### TASK DETAILS
Transcribe the data in full and exactly, omitting any pictures.

***** GIVEN INFORMATION

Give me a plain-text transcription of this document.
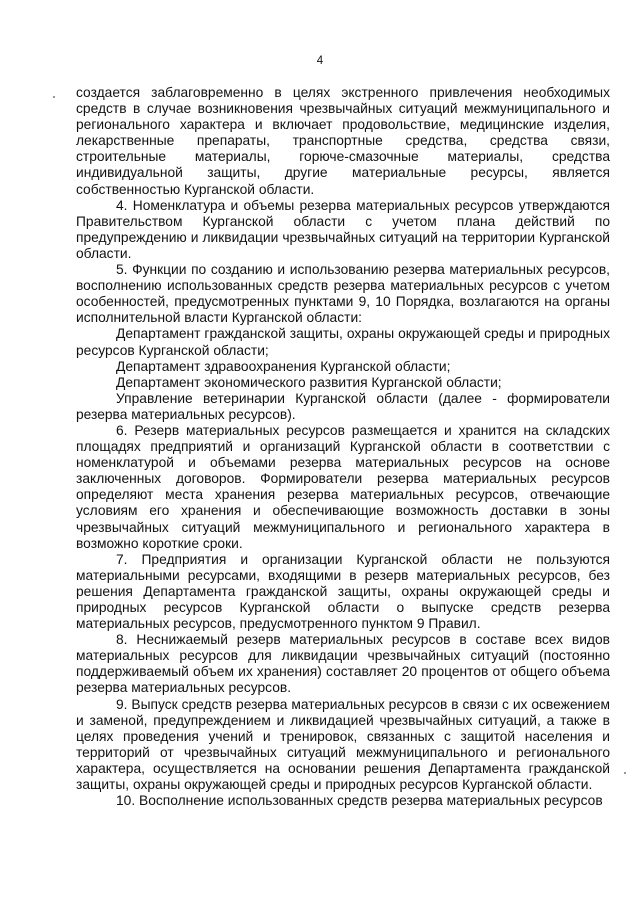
4

создается заблаговременно в целях экстренного привлечения необходимых средств в случае возникновения чрезвычайных ситуаций межмуниципального и регионального характера и включает продовольствие, медицинские изделия, лекарственные препараты, транспортные средства, средства связи, строительные материалы, горюче-смазочные материалы, средства индивидуальной защиты, другие материальные ресурсы, является собственностью Курганской области.

4. Номенклатура и объемы резерва материальных ресурсов утверждаются Правительством Курганской области с учетом плана действий по предупреждению и ликвидации чрезвычайных ситуаций на территории Курганской области.

5. Функции по созданию и использованию резерва материальных ресурсов, восполнению использованных средств резерва материальных ресурсов с учетом особенностей, предусмотренных пунктами 9, 10 Порядка, возлагаются на органы исполнительной власти Курганской области:

Департамент гражданской защиты, охраны окружающей среды и природных ресурсов Курганской области;

Департамент здравоохранения Курганской области;

Департамент экономического развития Курганской области;

Управление ветеринарии Курганской области (далее - формирователи резерва материальных ресурсов).

6. Резерв материальных ресурсов размещается и хранится на складских площадях предприятий и организаций Курганской области в соответствии с номенклатурой и объемами резерва материальных ресурсов на основе заключенных договоров. Формирователи резерва материальных ресурсов определяют места хранения резерва материальных ресурсов, отвечающие условиям его хранения и обеспечивающие возможность доставки в зоны чрезвычайных ситуаций межмуниципального и регионального характера в возможно короткие сроки.

7. Предприятия и организации Курганской области не пользуются материальными ресурсами, входящими в резерв материальных ресурсов, без решения Департамента гражданской защиты, охраны окружающей среды и природных ресурсов Курганской области о выпуске средств резерва материальных ресурсов, предусмотренного пунктом 9 Правил.

8. Неснижаемый резерв материальных ресурсов в составе всех видов материальных ресурсов для ликвидации чрезвычайных ситуаций (постоянно поддерживаемый объем их хранения) составляет 20 процентов от общего объема резерва материальных ресурсов.

9. Выпуск средств резерва материальных ресурсов в связи с их освежением и заменой, предупреждением и ликвидацией чрезвычайных ситуаций, а также в целях проведения учений и тренировок, связанных с защитой населения и территорий от чрезвычайных ситуаций межмуниципального и регионального характера, осуществляется на основании решения Департамента гражданской защиты, охраны окружающей среды и природных ресурсов Курганской области.

10. Восполнение использованных средств резерва материальных ресурсов
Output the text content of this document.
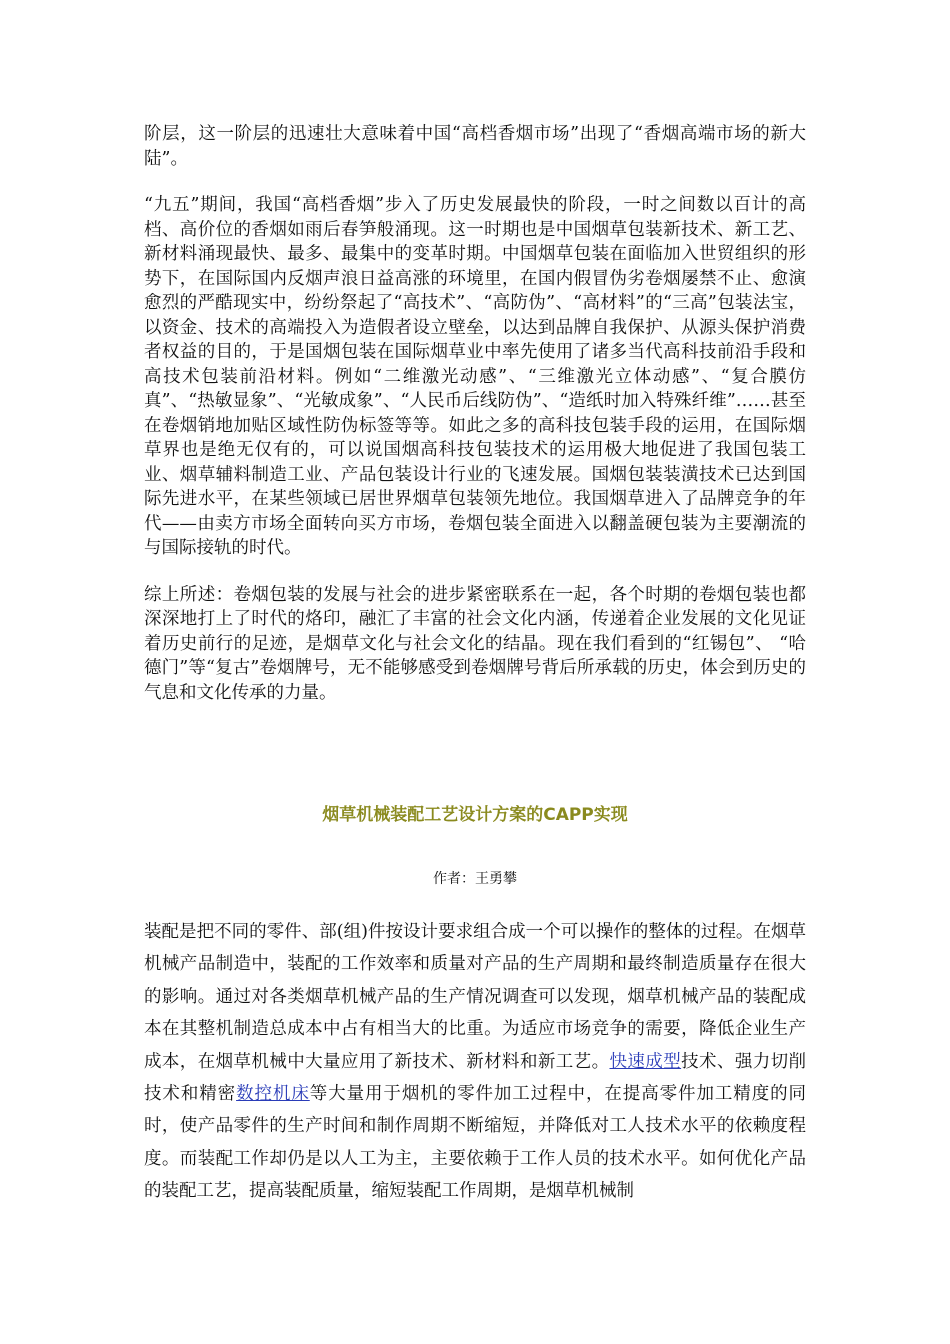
阶层，这一阶层的迅速壮大意味着中国“高档香烟市场”出现了“香烟高端市场的新大陆”。

“九五”期间，我国“高档香烟”步入了历史发展最快的阶段，一时之间数以百计的高档、高价位的香烟如雨后春笋般涌现。这一时期也是中国烟草包装新技术、新工艺、新材料涌现最快、最多、最集中的变革时期。中国烟草包装在面临加入世贸组织的形势下，在国际国内反烟声浪日益高涨的环境里，在国内假冒伪劣卷烟屡禁不止、愈演愈烈的严酷现实中，纷纷祭起了“高技术”、“高防伪”、“高材料”的“三高”包装法宝，以资金、技术的高端投入为造假者设立壁垒，以达到品牌自我保护、从源头保护消费者权益的目的，于是国烟包装在国际烟草业中率先使用了诸多当代高科技前沿手段和高技术包装前沿材料。例如“二维激光动感”、“三维激光立体动感”、“复合膜仿真”、“热敏显象”、“光敏成象”、“人民币后线防伪”、“造纸时加入特殊纤维”……甚至在卷烟销地加贴区域性防伪标签等等。如此之多的高科技包装手段的运用，在国际烟草界也是绝无仅有的，可以说国烟高科技包装技术的运用极大地促进了我国包装工业、烟草辅料制造工业、产品包装设计行业的飞速发展。国烟包装装潢技术已达到国际先进水平，在某些领域已居世界烟草包装领先地位。我国烟草进入了品牌竞争的年代——由卖方市场全面转向买方市场，卷烟包装全面进入以翻盖硬包装为主要潮流的与国际接轨的时代。

综上所述：卷烟包装的发展与社会的进步紧密联系在一起，各个时期的卷烟包装也都深深地打上了时代的烙印，融汇了丰富的社会文化内涵，传递着企业发展的文化见证着历史前行的足迹，是烟草文化与社会文化的结晶。现在我们看到的“红锡包”、 “哈德门”等“复古”卷烟牌号，无不能够感受到卷烟牌号背后所承载的历史，体会到历史的气息和文化传承的力量。

烟草机械装配工艺设计方案的CAPP实现
作者：王勇攀

装配是把不同的零件、部(组)件按设计要求组合成一个可以操作的整体的过程。在烟草机械产品制造中，装配的工作效率和质量对产品的生产周期和最终制造质量存在很大的影响。通过对各类烟草机械产品的生产情况调查可以发现，烟草机械产品的装配成本在其整机制造总成本中占有相当大的比重。为适应市场竞争的需要，降低企业生产成本，在烟草机械中大量应用了新技术、新材料和新工艺。快速成型技术、强力切削技术和精密数控机床等大量用于烟机的零件加工过程中，在提高零件加工精度的同时，使产品零件的生产时间和制作周期不断缩短，并降低对工人技术水平的依赖度程度。而装配工作却仍是以人工为主，主要依赖于工作人员的技术水平。如何优化产品的装配工艺，提高装配质量，缩短装配工作周期，是烟草机械制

**********

### TASK RESPONSE
Give me a plain-text transcription of this document.
4

создается заблаговременно в целях экстренного привлечения необходимых средств в случае возникновения чрезвычайных ситуаций межмуниципального и регионального характера и включает продовольствие, медицинские изделия, лекарственные препараты, транспортные средства, средства связи, строительные материалы, горюче-смазочные материалы, средства индивидуальной защиты, другие материальные ресурсы, является собственностью Курганской области.

4. Номенклатура и объемы резерва материальных ресурсов утверждаются Правительством Курганской области с учетом плана действий по предупреждению и ликвидации чрезвычайных ситуаций на территории Курганской области.

5. Функции по созданию и использованию резерва материальных ресурсов, восполнению использованных средств резерва материальных ресурсов с учетом особенностей, предусмотренных пунктами 9, 10 Порядка, возлагаются на органы исполнительной власти Курганской области:

Департамент гражданской защиты, охраны окружающей среды и природных ресурсов Курганской области;

Департамент здравоохранения Курганской области;

Департамент экономического развития Курганской области;

Управление ветеринарии Курганской области (далее - формирователи резерва материальных ресурсов).

6. Резерв материальных ресурсов размещается и хранится на складских площадях предприятий и организаций Курганской области в соответствии с номенклатурой и объемами резерва материальных ресурсов на основе заключенных договоров. Формирователи резерва материальных ресурсов определяют места хранения резерва материальных ресурсов, отвечающие условиям его хранения и обеспечивающие возможность доставки в зоны чрезвычайных ситуаций межмуниципального и регионального характера в возможно короткие сроки.

7. Предприятия и организации Курганской области не пользуются материальными ресурсами, входящими в резерв материальных ресурсов, без решения Департамента гражданской защиты, охраны окружающей среды и природных ресурсов Курганской области о выпуске средств резерва материальных ресурсов, предусмотренного пунктом 9 Правил.

8. Неснижаемый резерв материальных ресурсов в составе всех видов материальных ресурсов для ликвидации чрезвычайных ситуаций (постоянно поддерживаемый объем их хранения) составляет 20 процентов от общего объема резерва материальных ресурсов.

9. Выпуск средств резерва материальных ресурсов в связи с их освежением и заменой, предупреждением и ликвидацией чрезвычайных ситуаций, а также в целях проведения учений и тренировок, связанных с защитой населения и территорий от чрезвычайных ситуаций межмуниципального и регионального характера, осуществляется на основании решения Департамента гражданской защиты, охраны окружающей среды и природных ресурсов Курганской области.

10. Восполнение использованных средств резерва материальных ресурсов
Output the text content of this document.
阶层，这一阶层的迅速壮大意味着中国“高档香烟市场”出现了“香烟高端市场的新大陆”。

“九五”期间，我国“高档香烟”步入了历史发展最快的阶段，一时之间数以百计的高档、高价位的香烟如雨后春笋般涌现。这一时期也是中国烟草包装新技术、新工艺、新材料涌现最快、最多、最集中的变革时期。中国烟草包装在面临加入世贸组织的形势下，在国际国内反烟声浪日益高涨的环境里，在国内假冒伪劣卷烟屡禁不止、愈演愈烈的严酷现实中，纷纷祭起了“高技术”、“高防伪”、“高材料”的“三高”包装法宝，以资金、技术的高端投入为造假者设立壁垒，以达到品牌自我保护、从源头保护消费者权益的目的，于是国烟包装在国际烟草业中率先使用了诸多当代高科技前沿手段和高技术包装前沿材料。例如“二维激光动感”、“三维激光立体动感”、“复合膜仿真”、“热敏显象”、“光敏成象”、“人民币后线防伪”、“造纸时加入特殊纤维”……甚至在卷烟销地加贴区域性防伪标签等等。如此之多的高科技包装手段的运用，在国际烟草界也是绝无仅有的，可以说国烟高科技包装技术的运用极大地促进了我国包装工业、烟草辅料制造工业、产品包装设计行业的飞速发展。国烟包装装潢技术已达到国际先进水平，在某些领域已居世界烟草包装领先地位。我国烟草进入了品牌竞争的年代——由卖方市场全面转向买方市场，卷烟包装全面进入以翻盖硬包装为主要潮流的与国际接轨的时代。

综上所述：卷烟包装的发展与社会的进步紧密联系在一起，各个时期的卷烟包装也都深深地打上了时代的烙印，融汇了丰富的社会文化内涵，传递着企业发展的文化见证着历史前行的足迹，是烟草文化与社会文化的结晶。现在我们看到的“红锡包”、 “哈德门”等“复古”卷烟牌号，无不能够感受到卷烟牌号背后所承载的历史，体会到历史的气息和文化传承的力量。

烟草机械装配工艺设计方案的CAPP实现
作者：王勇攀

装配是把不同的零件、部(组)件按设计要求组合成一个可以操作的整体的过程。在烟草机械产品制造中，装配的工作效率和质量对产品的生产周期和最终制造质量存在很大的影响。通过对各类烟草机械产品的生产情况调查可以发现，烟草机械产品的装配成本在其整机制造总成本中占有相当大的比重。为适应市场竞争的需要，降低企业生产成本，在烟草机械中大量应用了新技术、新材料和新工艺。快速成型技术、强力切削技术和精密数控机床等大量用于烟机的零件加工过程中，在提高零件加工精度的同时，使产品零件的生产时间和制作周期不断缩短，并降低对工人技术水平的依赖度程度。而装配工作却仍是以人工为主，主要依赖于工作人员的技术水平。如何优化产品的装配工艺，提高装配质量，缩短装配工作周期，是烟草机械制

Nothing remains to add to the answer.